***** Supplied material

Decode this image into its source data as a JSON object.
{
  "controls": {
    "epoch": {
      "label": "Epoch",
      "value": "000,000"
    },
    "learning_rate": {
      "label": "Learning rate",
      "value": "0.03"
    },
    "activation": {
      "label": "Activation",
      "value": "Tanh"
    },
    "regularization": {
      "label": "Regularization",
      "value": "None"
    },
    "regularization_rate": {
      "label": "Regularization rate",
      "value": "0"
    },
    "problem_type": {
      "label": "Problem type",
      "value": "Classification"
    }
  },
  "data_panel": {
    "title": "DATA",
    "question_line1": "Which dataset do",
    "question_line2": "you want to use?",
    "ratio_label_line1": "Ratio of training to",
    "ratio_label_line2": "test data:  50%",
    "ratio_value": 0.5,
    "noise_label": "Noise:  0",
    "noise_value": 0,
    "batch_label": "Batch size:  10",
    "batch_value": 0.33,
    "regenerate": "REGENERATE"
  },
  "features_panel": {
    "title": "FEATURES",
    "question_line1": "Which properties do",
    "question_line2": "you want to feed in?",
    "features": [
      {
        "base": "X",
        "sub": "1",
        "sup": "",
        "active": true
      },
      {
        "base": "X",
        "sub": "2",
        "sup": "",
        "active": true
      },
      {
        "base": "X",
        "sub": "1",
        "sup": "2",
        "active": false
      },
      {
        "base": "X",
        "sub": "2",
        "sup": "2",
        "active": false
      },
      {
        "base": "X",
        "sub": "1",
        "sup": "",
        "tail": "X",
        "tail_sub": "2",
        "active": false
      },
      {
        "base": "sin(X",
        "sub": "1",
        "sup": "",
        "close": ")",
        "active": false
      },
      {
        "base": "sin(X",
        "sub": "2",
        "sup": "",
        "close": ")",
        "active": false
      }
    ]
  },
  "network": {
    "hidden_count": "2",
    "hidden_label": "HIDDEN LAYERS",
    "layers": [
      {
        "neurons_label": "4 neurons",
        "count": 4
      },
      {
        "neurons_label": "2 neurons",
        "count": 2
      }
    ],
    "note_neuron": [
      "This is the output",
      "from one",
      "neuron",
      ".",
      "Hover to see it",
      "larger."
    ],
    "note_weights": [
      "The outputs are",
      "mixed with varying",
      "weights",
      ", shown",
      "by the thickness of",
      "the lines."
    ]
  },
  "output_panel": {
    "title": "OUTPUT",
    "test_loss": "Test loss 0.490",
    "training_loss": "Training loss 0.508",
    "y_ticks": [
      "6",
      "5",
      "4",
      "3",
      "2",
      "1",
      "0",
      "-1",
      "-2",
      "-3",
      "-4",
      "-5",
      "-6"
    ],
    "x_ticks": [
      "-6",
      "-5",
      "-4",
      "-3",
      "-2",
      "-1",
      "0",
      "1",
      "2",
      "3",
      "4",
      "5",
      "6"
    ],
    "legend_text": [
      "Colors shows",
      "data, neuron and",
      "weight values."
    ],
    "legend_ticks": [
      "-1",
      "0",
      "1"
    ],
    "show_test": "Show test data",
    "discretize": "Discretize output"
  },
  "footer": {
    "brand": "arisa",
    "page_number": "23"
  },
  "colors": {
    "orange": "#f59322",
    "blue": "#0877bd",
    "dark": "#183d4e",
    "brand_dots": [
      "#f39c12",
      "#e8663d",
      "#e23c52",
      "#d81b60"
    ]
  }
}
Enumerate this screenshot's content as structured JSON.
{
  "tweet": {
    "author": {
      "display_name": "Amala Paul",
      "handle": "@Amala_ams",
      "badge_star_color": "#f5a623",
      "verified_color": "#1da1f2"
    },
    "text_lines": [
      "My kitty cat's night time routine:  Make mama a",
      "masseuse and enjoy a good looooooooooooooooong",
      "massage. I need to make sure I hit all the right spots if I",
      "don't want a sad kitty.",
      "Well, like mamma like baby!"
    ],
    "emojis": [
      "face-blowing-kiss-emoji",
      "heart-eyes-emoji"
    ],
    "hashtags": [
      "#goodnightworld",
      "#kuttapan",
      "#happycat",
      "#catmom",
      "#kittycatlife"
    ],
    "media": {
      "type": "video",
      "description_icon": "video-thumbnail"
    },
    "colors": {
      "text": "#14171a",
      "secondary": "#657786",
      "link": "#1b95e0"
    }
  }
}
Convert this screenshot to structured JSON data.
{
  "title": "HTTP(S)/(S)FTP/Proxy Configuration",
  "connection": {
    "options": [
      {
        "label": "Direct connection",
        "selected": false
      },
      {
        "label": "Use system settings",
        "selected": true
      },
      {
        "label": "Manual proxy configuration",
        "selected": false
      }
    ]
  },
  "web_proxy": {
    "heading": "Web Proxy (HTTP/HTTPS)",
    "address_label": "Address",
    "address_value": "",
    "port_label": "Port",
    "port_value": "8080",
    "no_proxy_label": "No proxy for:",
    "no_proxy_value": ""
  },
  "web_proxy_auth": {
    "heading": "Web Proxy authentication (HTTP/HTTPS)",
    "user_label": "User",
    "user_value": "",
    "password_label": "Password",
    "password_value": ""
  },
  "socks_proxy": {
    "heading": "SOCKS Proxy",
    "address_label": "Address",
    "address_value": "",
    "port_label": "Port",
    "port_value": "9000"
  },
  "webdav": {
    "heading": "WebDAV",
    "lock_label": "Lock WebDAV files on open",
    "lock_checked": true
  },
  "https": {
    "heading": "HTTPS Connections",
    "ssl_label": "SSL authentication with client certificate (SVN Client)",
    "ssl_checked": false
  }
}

**********

**What is required**
Above are the records; retype every one exactly.

**Completed exercise**
Decode this image into its source data as a JSON object.
{
  "controls": {
    "epoch": {
      "label": "Epoch",
      "value": "000,000"
    },
    "learning_rate": {
      "label": "Learning rate",
      "value": "0.03"
    },
    "activation": {
      "label": "Activation",
      "value": "Tanh"
    },
    "regularization": {
      "label": "Regularization",
      "value": "None"
    },
    "regularization_rate": {
      "label": "Regularization rate",
      "value": "0"
    },
    "problem_type": {
      "label": "Problem type",
      "value": "Classification"
    }
  },
  "data_panel": {
    "title": "DATA",
    "question_line1": "Which dataset do",
    "question_line2": "you want to use?",
    "ratio_label_line1": "Ratio of training to",
    "ratio_label_line2": "test data:  50%",
    "ratio_value": 0.5,
    "noise_label": "Noise:  0",
    "noise_value": 0,
    "batch_label": "Batch size:  10",
    "batch_value": 0.33,
    "regenerate": "REGENERATE"
  },
  "features_panel": {
    "title": "FEATURES",
    "question_line1": "Which properties do",
    "question_line2": "you want to feed in?",
    "features": [
      {
        "base": "X",
        "sub": "1",
        "sup": "",
        "active": true
      },
      {
        "base": "X",
        "sub": "2",
        "sup": "",
        "active": true
      },
      {
        "base": "X",
        "sub": "1",
        "sup": "2",
        "active": false
      },
      {
        "base": "X",
        "sub": "2",
        "sup": "2",
        "active": false
      },
      {
        "base": "X",
        "sub": "1",
        "sup": "",
        "tail": "X",
        "tail_sub": "2",
        "active": false
      },
      {
        "base": "sin(X",
        "sub": "1",
        "sup": "",
        "close": ")",
        "active": false
      },
      {
        "base": "sin(X",
        "sub": "2",
        "sup": "",
        "close": ")",
        "active": false
      }
    ]
  },
  "network": {
    "hidden_count": "2",
    "hidden_label": "HIDDEN LAYERS",
    "layers": [
      {
        "neurons_label": "4 neurons",
        "count": 4
      },
      {
        "neurons_label": "2 neurons",
        "count": 2
      }
    ],
    "note_neuron": [
      "This is the output",
      "from one",
      "neuron",
      ".",
      "Hover to see it",
      "larger."
    ],
    "note_weights": [
      "The outputs are",
      "mixed with varying",
      "weights",
      ", shown",
      "by the thickness of",
      "the lines."
    ]
  },
  "output_panel": {
    "title": "OUTPUT",
    "test_loss": "Test loss 0.490",
    "training_loss": "Training loss 0.508",
    "y_ticks": [
      "6",
      "5",
      "4",
      "3",
      "2",
      "1",
      "0",
      "-1",
      "-2",
      "-3",
      "-4",
      "-5",
      "-6"
    ],
    "x_ticks": [
      "-6",
      "-5",
      "-4",
      "-3",
      "-2",
      "-1",
      "0",
      "1",
      "2",
      "3",
      "4",
      "5",
      "6"
    ],
    "legend_text": [
      "Colors shows",
      "data, neuron and",
      "weight values."
    ],
    "legend_ticks": [
      "-1",
      "0",
      "1"
    ],
    "show_test": "Show test data",
    "discretize": "Discretize output"
  },
  "footer": {
    "brand": "arisa",
    "page_number": "23"
  },
  "colors": {
    "orange": "#f59322",
    "blue": "#0877bd",
    "dark": "#183d4e",
    "brand_dots": [
      "#f39c12",
      "#e8663d",
      "#e23c52",
      "#d81b60"
    ]
  }
}
Enumerate this screenshot's content as structured JSON.
{
  "tweet": {
    "author": {
      "display_name": "Amala Paul",
      "handle": "@Amala_ams",
      "badge_star_color": "#f5a623",
      "verified_color": "#1da1f2"
    },
    "text_lines": [
      "My kitty cat's night time routine:  Make mama a",
      "masseuse and enjoy a good looooooooooooooooong",
      "massage. I need to make sure I hit all the right spots if I",
      "don't want a sad kitty.",
      "Well, like mamma like baby!"
    ],
    "emojis": [
      "face-blowing-kiss-emoji",
      "heart-eyes-emoji"
    ],
    "hashtags": [
      "#goodnightworld",
      "#kuttapan",
      "#happycat",
      "#catmom",
      "#kittycatlife"
    ],
    "media": {
      "type": "video",
      "description_icon": "video-thumbnail"
    },
    "colors": {
      "text": "#14171a",
      "secondary": "#657786",
      "link": "#1b95e0"
    }
  }
}
Convert this screenshot to structured JSON data.
{
  "title": "HTTP(S)/(S)FTP/Proxy Configuration",
  "connection": {
    "options": [
      {
        "label": "Direct connection",
        "selected": false
      },
      {
        "label": "Use system settings",
        "selected": true
      },
      {
        "label": "Manual proxy configuration",
        "selected": false
      }
    ]
  },
  "web_proxy": {
    "heading": "Web Proxy (HTTP/HTTPS)",
    "address_label": "Address",
    "address_value": "",
    "port_label": "Port",
    "port_value": "8080",
    "no_proxy_label": "No proxy for:",
    "no_proxy_value": ""
  },
  "web_proxy_auth": {
    "heading": "Web Proxy authentication (HTTP/HTTPS)",
    "user_label": "User",
    "user_value": "",
    "password_label": "Password",
    "password_value": ""
  },
  "socks_proxy": {
    "heading": "SOCKS Proxy",
    "address_label": "Address",
    "address_value": "",
    "port_label": "Port",
    "port_value": "9000"
  },
  "webdav": {
    "heading": "WebDAV",
    "lock_label": "Lock WebDAV files on open",
    "lock_checked": true
  },
  "https": {
    "heading": "HTTPS Connections",
    "ssl_label": "SSL authentication with client certificate (SVN Client)",
    "ssl_checked": false
  }
}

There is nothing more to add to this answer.